Exercise goal - Please repeat the lines from the line with "x-tick-label: 0 (98, 531, 110, 553)" up to and including the line with "y-tick-label: 20 (59, 369, 83, 391)".

#### Data listing

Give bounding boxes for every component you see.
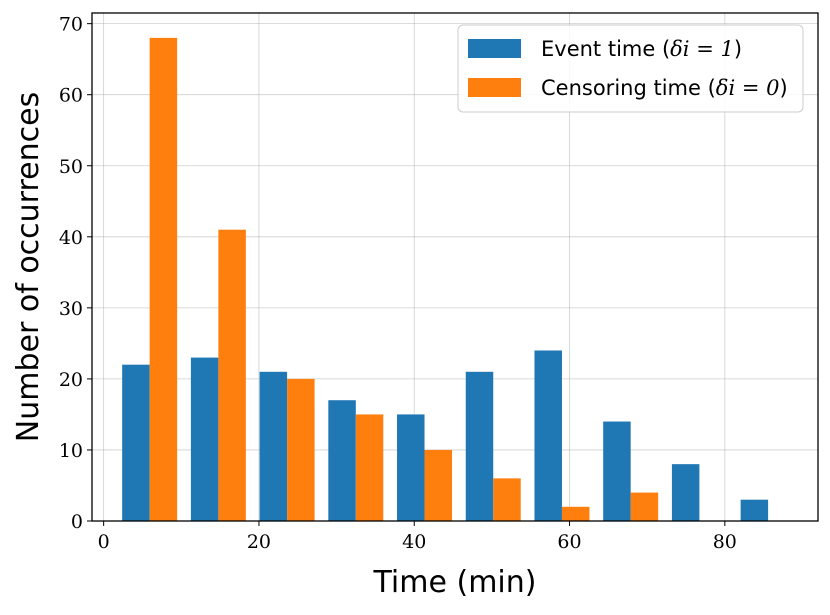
x-tick-label: 0 (98, 531, 110, 553)
bar-censoring-time-2 (287, 378, 315, 521)
bar-event-time-4 (397, 414, 425, 521)
y-tick-label: 60 (59, 85, 83, 107)
bar-event-time-6 (534, 350, 562, 521)
legend-entry-label: Event time (δi = 1) (541, 37, 742, 61)
y-tick-label: 20 (59, 369, 83, 391)
legend-math: δi = 0 (716, 76, 780, 100)
legend-math: δi = 1 (670, 37, 734, 61)
y-axis-ticks: 0 10 20 30 40 50 60 70 (59, 14, 92, 533)
bar-censoring-time-5 (493, 478, 521, 521)
bar-event-time-8 (671, 464, 700, 521)
legend-entry-label: Censoring time (δi = 0) (541, 76, 788, 100)
bar-censoring-time-4 (424, 449, 453, 521)
bar-censoring-time-3 (355, 414, 384, 521)
bar-event-time-7 (603, 421, 631, 521)
bar-event-time-0 (122, 364, 150, 521)
bar-censoring-time-7 (630, 492, 659, 521)
legend-series-name: Censoring time (541, 76, 701, 100)
legend-swatch (468, 39, 521, 58)
x-tick-label: 60 (557, 531, 581, 553)
y-tick-label: 0 (71, 511, 83, 533)
bar-censoring-time-6 (561, 506, 590, 521)
bar-censoring-time-0 (149, 37, 178, 522)
x-tick-label: 80 (713, 531, 737, 553)
y-tick-label: 70 (59, 14, 83, 36)
bar-event-time-3 (328, 400, 356, 521)
y-tick-label: 50 (59, 156, 83, 178)
bar-event-time-5 (465, 371, 494, 521)
plot-frame (91, 12, 819, 522)
legend-frame (457, 24, 804, 113)
bar-event-time-2 (259, 371, 288, 521)
legend: Event time (δi = 1) Censoring time (δi = … (457, 24, 804, 113)
x-tick-label: 40 (402, 531, 426, 553)
y-tick-label: 10 (59, 440, 83, 462)
y-tick-label: 30 (59, 298, 83, 320)
bar-event-time-9 (740, 499, 769, 521)
legend-swatch (468, 78, 521, 97)
bar-event-time-1 (190, 357, 219, 521)
y-axis-label: Number of occurrences (11, 92, 46, 442)
legend-series-name: Event time (541, 37, 655, 61)
y-tick-label: 40 (59, 227, 83, 249)
x-axis-label: Time (min) (373, 565, 537, 600)
x-axis-ticks: 0 20 40 60 80 (98, 521, 737, 553)
bars (122, 37, 769, 522)
x-tick-label: 20 (247, 531, 271, 553)
bar-censoring-time-1 (218, 229, 246, 522)
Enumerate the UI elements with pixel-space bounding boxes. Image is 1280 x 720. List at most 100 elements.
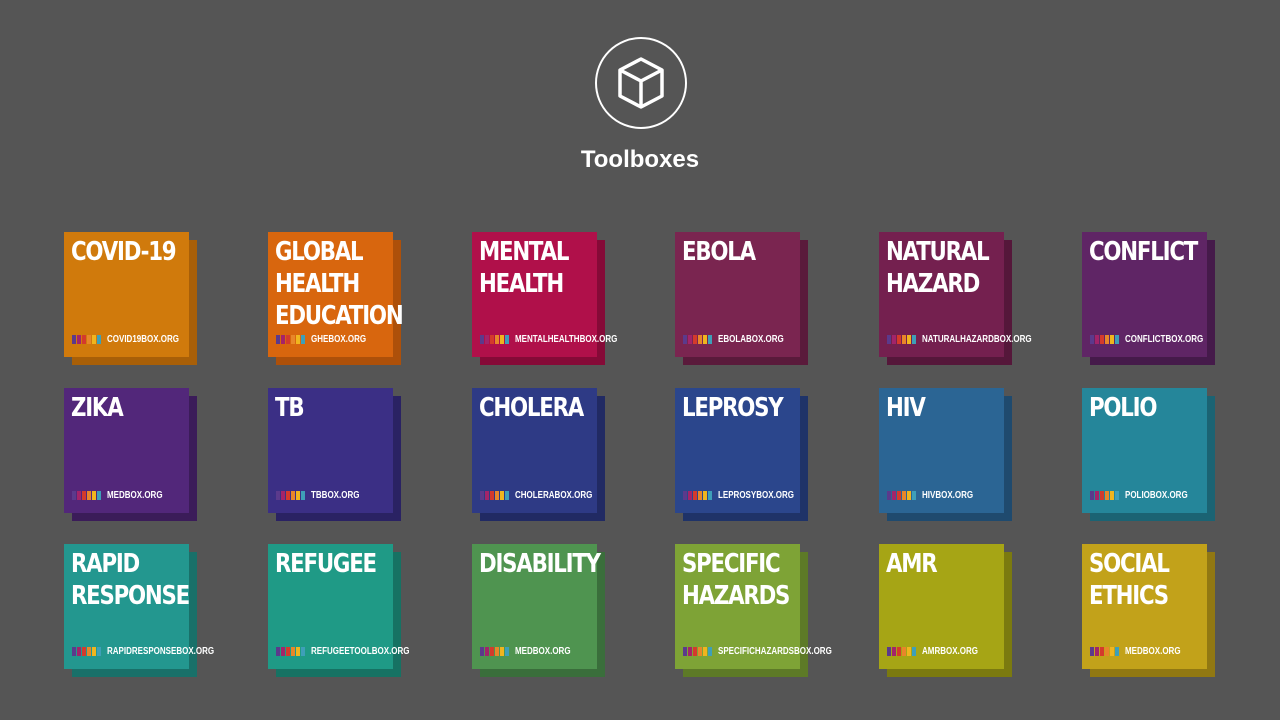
stripe xyxy=(490,491,494,500)
tile-name: REFUGEE xyxy=(275,549,377,579)
tile-face: CHOLERA CHOLERABOX.ORG xyxy=(472,388,597,513)
color-stripes xyxy=(276,335,306,344)
tile-face: SPECIFIC HAZARDS SPECIFICHAZARDSBOX.ORG xyxy=(675,544,832,669)
tile-url[interactable]: AMRBOX.ORG xyxy=(922,646,978,657)
toolbox-tile[interactable]: COVID-19 COVID19BOX.ORG xyxy=(64,232,197,365)
stripe xyxy=(1100,491,1104,500)
tile-url[interactable]: GHEBOX.ORG xyxy=(311,334,367,345)
stripe xyxy=(683,647,687,656)
stripe xyxy=(1095,491,1099,500)
tile-name: RAPID RESPONSE xyxy=(71,549,190,611)
stripe xyxy=(897,647,901,656)
tile-face: REFUGEE REFUGEETOOLBOX.ORG xyxy=(268,544,410,669)
tile-url[interactable]: HIVBOX.ORG xyxy=(922,490,974,501)
tile-url[interactable]: REFUGEETOOLBOX.ORG xyxy=(311,646,410,657)
stripe xyxy=(892,335,896,344)
tile-url[interactable]: NATURALHAZARDBOX.ORG xyxy=(922,334,1032,345)
toolbox-tile[interactable]: POLIO POLIOBOX.ORG xyxy=(1082,388,1215,521)
stripe xyxy=(495,647,499,656)
color-stripes xyxy=(480,491,510,500)
cube-icon xyxy=(618,57,664,109)
stripe xyxy=(1095,335,1099,344)
toolbox-tile[interactable]: CHOLERA CHOLERABOX.ORG xyxy=(472,388,605,521)
stripe xyxy=(1100,647,1104,656)
toolbox-tile[interactable]: LEPROSY LEPROSYBOX.ORG xyxy=(675,388,808,521)
stripe xyxy=(490,647,494,656)
stripe xyxy=(281,335,285,344)
stripe xyxy=(1115,335,1119,344)
tile-face: NATURAL HAZARD NATURALHAZARDBOX.ORG xyxy=(879,232,1032,357)
stripe xyxy=(1110,335,1114,344)
stripe xyxy=(97,335,101,344)
tile-url[interactable]: RAPIDRESPONSEBOX.ORG xyxy=(107,646,215,657)
stripe xyxy=(703,647,707,656)
tile-name: SOCIAL ETHICS xyxy=(1089,549,1170,611)
tile-url[interactable]: LEPROSYBOX.ORG xyxy=(718,490,795,501)
tile-url[interactable]: MEDBOX.ORG xyxy=(107,490,163,501)
toolbox-tile[interactable]: EBOLA EBOLABOX.ORG xyxy=(675,232,808,365)
tile-url[interactable]: CONFLICTBOX.ORG xyxy=(1125,334,1204,345)
toolbox-tile[interactable]: MENTAL HEALTH MENTALHEALTHBOX.ORG xyxy=(472,232,617,365)
stripe xyxy=(495,491,499,500)
tile-url[interactable]: COVID19BOX.ORG xyxy=(107,334,180,345)
tile-url[interactable]: MEDBOX.ORG xyxy=(515,646,571,657)
toolbox-tile[interactable]: AMR AMRBOX.ORG xyxy=(879,544,1012,677)
stripe xyxy=(693,647,697,656)
cube-logo xyxy=(595,37,687,129)
stripe xyxy=(490,335,494,344)
toolbox-tile[interactable]: REFUGEE REFUGEETOOLBOX.ORG xyxy=(268,544,410,677)
stripe xyxy=(281,647,285,656)
stripe xyxy=(82,491,86,500)
stripe xyxy=(1100,335,1104,344)
toolbox-tile[interactable]: HIV HIVBOX.ORG xyxy=(879,388,1012,521)
stripe xyxy=(708,647,712,656)
stripe xyxy=(912,491,916,500)
toolbox-tile[interactable]: RAPID RESPONSE RAPIDRESPONSEBOX.ORG xyxy=(64,544,214,677)
stripe xyxy=(1090,335,1094,344)
stripe xyxy=(77,335,81,344)
tile-face: HIV HIVBOX.ORG xyxy=(879,388,1004,513)
stripe xyxy=(485,647,489,656)
stripe xyxy=(480,491,484,500)
color-stripes xyxy=(480,647,510,656)
stripe xyxy=(1115,491,1119,500)
tile-url[interactable]: CHOLERABOX.ORG xyxy=(515,490,593,501)
stripe xyxy=(708,335,712,344)
tile-url[interactable]: SPECIFICHAZARDSBOX.ORG xyxy=(718,646,832,657)
tile-face: DISABILITY MEDBOX.ORG xyxy=(472,544,601,669)
tile-name: EBOLA xyxy=(682,237,756,267)
stripe xyxy=(887,491,891,500)
toolbox-tile[interactable]: NATURAL HAZARD NATURALHAZARDBOX.ORG xyxy=(879,232,1032,365)
color-stripes xyxy=(1090,647,1120,656)
color-stripes xyxy=(72,491,102,500)
toolbox-tile[interactable]: ZIKA MEDBOX.ORG xyxy=(64,388,197,521)
tile-url[interactable]: POLIOBOX.ORG xyxy=(1125,490,1188,501)
stripe xyxy=(1105,491,1109,500)
tile-url[interactable]: EBOLABOX.ORG xyxy=(718,334,784,345)
toolbox-tile[interactable]: GLOBAL HEALTH EDUCATION GHEBOX.ORG xyxy=(268,232,404,365)
stripe xyxy=(703,491,707,500)
tile-url[interactable]: MENTALHEALTHBOX.ORG xyxy=(515,334,618,345)
tile-name: HIV xyxy=(886,393,926,423)
stripe xyxy=(97,647,101,656)
color-stripes xyxy=(480,335,510,344)
stripe xyxy=(97,491,101,500)
stripe xyxy=(505,335,509,344)
stripe xyxy=(912,335,916,344)
tile-url[interactable]: TBBOX.ORG xyxy=(311,490,360,501)
stripe xyxy=(480,335,484,344)
stripe xyxy=(485,335,489,344)
stripe xyxy=(286,335,290,344)
toolbox-tile[interactable]: TB TBBOX.ORG xyxy=(268,388,401,521)
toolbox-tile[interactable]: SPECIFIC HAZARDS SPECIFICHAZARDSBOX.ORG xyxy=(675,544,832,677)
stripe xyxy=(500,647,504,656)
stripe xyxy=(698,335,702,344)
toolbox-tile[interactable]: CONFLICT CONFLICTBOX.ORG xyxy=(1082,232,1215,365)
tile-name: COVID-19 xyxy=(71,237,177,267)
toolbox-tile[interactable]: DISABILITY MEDBOX.ORG xyxy=(472,544,605,677)
stripe xyxy=(480,647,484,656)
stripe xyxy=(291,647,295,656)
tile-url[interactable]: MEDBOX.ORG xyxy=(1125,646,1181,657)
toolbox-tile[interactable]: SOCIAL ETHICS MEDBOX.ORG xyxy=(1082,544,1215,677)
stripe xyxy=(902,491,906,500)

########

Reply -
x-tick-label: 0 (98, 531, 110, 553)
bar-censoring-time-2 (287, 378, 315, 521)
bar-event-time-4 (397, 414, 425, 521)
y-tick-label: 60 (59, 85, 83, 107)
bar-event-time-6 (534, 350, 562, 521)
legend-entry-label: Event time (δi = 1) (541, 37, 742, 61)
y-tick-label: 20 (59, 369, 83, 391)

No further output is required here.